# YOUR OBJECTIVE
Please quote every line word for word.

# Records that describe figures
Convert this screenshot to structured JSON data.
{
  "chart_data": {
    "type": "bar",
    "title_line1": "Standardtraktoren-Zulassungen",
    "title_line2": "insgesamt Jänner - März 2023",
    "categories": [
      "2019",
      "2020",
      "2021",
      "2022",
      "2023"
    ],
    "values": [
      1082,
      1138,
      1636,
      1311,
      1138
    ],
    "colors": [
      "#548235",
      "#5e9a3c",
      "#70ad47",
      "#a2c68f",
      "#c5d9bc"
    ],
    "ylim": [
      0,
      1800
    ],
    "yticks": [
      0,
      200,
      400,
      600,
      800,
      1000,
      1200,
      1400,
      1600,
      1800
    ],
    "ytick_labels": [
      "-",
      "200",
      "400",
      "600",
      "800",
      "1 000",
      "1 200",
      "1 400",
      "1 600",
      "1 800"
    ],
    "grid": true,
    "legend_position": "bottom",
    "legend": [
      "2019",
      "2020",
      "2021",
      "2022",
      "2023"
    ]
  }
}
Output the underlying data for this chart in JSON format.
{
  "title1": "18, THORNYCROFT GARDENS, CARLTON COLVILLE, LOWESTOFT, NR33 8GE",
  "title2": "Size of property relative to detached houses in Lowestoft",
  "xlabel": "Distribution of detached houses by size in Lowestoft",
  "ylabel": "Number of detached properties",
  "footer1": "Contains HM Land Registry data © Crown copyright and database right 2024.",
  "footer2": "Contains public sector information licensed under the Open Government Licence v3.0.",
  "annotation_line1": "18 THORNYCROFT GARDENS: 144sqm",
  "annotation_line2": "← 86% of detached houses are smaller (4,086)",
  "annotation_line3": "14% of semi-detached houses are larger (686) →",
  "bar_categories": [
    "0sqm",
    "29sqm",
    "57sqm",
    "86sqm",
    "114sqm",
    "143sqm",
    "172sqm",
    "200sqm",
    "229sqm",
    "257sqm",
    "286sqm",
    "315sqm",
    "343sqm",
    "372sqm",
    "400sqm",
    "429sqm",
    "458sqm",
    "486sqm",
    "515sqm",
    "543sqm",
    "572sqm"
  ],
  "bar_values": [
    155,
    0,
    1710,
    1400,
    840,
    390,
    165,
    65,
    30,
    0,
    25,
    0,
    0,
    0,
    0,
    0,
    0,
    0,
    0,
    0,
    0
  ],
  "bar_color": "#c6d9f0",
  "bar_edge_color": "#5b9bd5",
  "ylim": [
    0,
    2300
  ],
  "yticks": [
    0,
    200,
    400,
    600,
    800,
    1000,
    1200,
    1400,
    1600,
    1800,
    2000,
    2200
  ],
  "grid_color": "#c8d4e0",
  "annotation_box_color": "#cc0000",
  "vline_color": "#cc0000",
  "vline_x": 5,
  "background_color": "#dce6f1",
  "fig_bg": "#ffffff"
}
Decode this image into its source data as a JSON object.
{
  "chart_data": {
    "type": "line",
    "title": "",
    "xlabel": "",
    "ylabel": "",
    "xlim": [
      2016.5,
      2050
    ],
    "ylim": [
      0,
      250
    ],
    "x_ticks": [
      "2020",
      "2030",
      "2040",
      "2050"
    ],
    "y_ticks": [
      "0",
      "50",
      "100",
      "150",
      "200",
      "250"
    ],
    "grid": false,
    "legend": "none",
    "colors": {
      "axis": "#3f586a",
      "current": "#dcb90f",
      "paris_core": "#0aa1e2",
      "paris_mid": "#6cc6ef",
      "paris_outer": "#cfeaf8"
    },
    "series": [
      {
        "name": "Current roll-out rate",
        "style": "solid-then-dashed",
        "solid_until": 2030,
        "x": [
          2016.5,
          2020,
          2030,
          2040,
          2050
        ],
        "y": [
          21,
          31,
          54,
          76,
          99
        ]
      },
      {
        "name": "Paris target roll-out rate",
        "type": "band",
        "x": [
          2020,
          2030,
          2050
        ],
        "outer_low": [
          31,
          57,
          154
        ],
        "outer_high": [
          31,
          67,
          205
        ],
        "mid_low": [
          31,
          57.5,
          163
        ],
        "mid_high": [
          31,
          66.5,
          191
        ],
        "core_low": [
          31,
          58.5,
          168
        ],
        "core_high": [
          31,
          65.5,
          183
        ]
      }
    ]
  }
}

# RESULT
Convert this screenshot to structured JSON data.
{
  "chart_data": {
    "type": "bar",
    "title_line1": "Standardtraktoren-Zulassungen",
    "title_line2": "insgesamt Jänner - März 2023",
    "categories": [
      "2019",
      "2020",
      "2021",
      "2022",
      "2023"
    ],
    "values": [
      1082,
      1138,
      1636,
      1311,
      1138
    ],
    "colors": [
      "#548235",
      "#5e9a3c",
      "#70ad47",
      "#a2c68f",
      "#c5d9bc"
    ],
    "ylim": [
      0,
      1800
    ],
    "yticks": [
      0,
      200,
      400,
      600,
      800,
      1000,
      1200,
      1400,
      1600,
      1800
    ],
    "ytick_labels": [
      "-",
      "200",
      "400",
      "600",
      "800",
      "1 000",
      "1 200",
      "1 400",
      "1 600",
      "1 800"
    ],
    "grid": true,
    "legend_position": "bottom",
    "legend": [
      "2019",
      "2020",
      "2021",
      "2022",
      "2023"
    ]
  }
}
Output the underlying data for this chart in JSON format.
{
  "title1": "18, THORNYCROFT GARDENS, CARLTON COLVILLE, LOWESTOFT, NR33 8GE",
  "title2": "Size of property relative to detached houses in Lowestoft",
  "xlabel": "Distribution of detached houses by size in Lowestoft",
  "ylabel": "Number of detached properties",
  "footer1": "Contains HM Land Registry data © Crown copyright and database right 2024.",
  "footer2": "Contains public sector information licensed under the Open Government Licence v3.0.",
  "annotation_line1": "18 THORNYCROFT GARDENS: 144sqm",
  "annotation_line2": "← 86% of detached houses are smaller (4,086)",
  "annotation_line3": "14% of semi-detached houses are larger (686) →",
  "bar_categories": [
    "0sqm",
    "29sqm",
    "57sqm",
    "86sqm",
    "114sqm",
    "143sqm",
    "172sqm",
    "200sqm",
    "229sqm",
    "257sqm",
    "286sqm",
    "315sqm",
    "343sqm",
    "372sqm",
    "400sqm",
    "429sqm",
    "458sqm",
    "486sqm",
    "515sqm",
    "543sqm",
    "572sqm"
  ],
  "bar_values": [
    155,
    0,
    1710,
    1400,
    840,
    390,
    165,
    65,
    30,
    0,
    25,
    0,
    0,
    0,
    0,
    0,
    0,
    0,
    0,
    0,
    0
  ],
  "bar_color": "#c6d9f0",
  "bar_edge_color": "#5b9bd5",
  "ylim": [
    0,
    2300
  ],
  "yticks": [
    0,
    200,
    400,
    600,
    800,
    1000,
    1200,
    1400,
    1600,
    1800,
    2000,
    2200
  ],
  "grid_color": "#c8d4e0",
  "annotation_box_color": "#cc0000",
  "vline_color": "#cc0000",
  "vline_x": 5,
  "background_color": "#dce6f1",
  "fig_bg": "#ffffff"
}
Decode this image into its source data as a JSON object.
{
  "chart_data": {
    "type": "line",
    "title": "",
    "xlabel": "",
    "ylabel": "",
    "xlim": [
      2016.5,
      2050
    ],
    "ylim": [
      0,
      250
    ],
    "x_ticks": [
      "2020",
      "2030",
      "2040",
      "2050"
    ],
    "y_ticks": [
      "0",
      "50",
      "100",
      "150",
      "200",
      "250"
    ],
    "grid": false,
    "legend": "none",
    "colors": {
      "axis": "#3f586a",
      "current": "#dcb90f",
      "paris_core": "#0aa1e2",
      "paris_mid": "#6cc6ef",
      "paris_outer": "#cfeaf8"
    },
    "series": [
      {
        "name": "Current roll-out rate",
        "style": "solid-then-dashed",
        "solid_until": 2030,
        "x": [
          2016.5,
          2020,
          2030,
          2040,
          2050
        ],
        "y": [
          21,
          31,
          54,
          76,
          99
        ]
      },
      {
        "name": "Paris target roll-out rate",
        "type": "band",
        "x": [
          2020,
          2030,
          2050
        ],
        "outer_low": [
          31,
          57,
          154
        ],
        "outer_high": [
          31,
          67,
          205
        ],
        "mid_low": [
          31,
          57.5,
          163
        ],
        "mid_high": [
          31,
          66.5,
          191
        ],
        "core_low": [
          31,
          58.5,
          168
        ],
        "core_high": [
          31,
          65.5,
          183
        ]
      }
    ]
  }
}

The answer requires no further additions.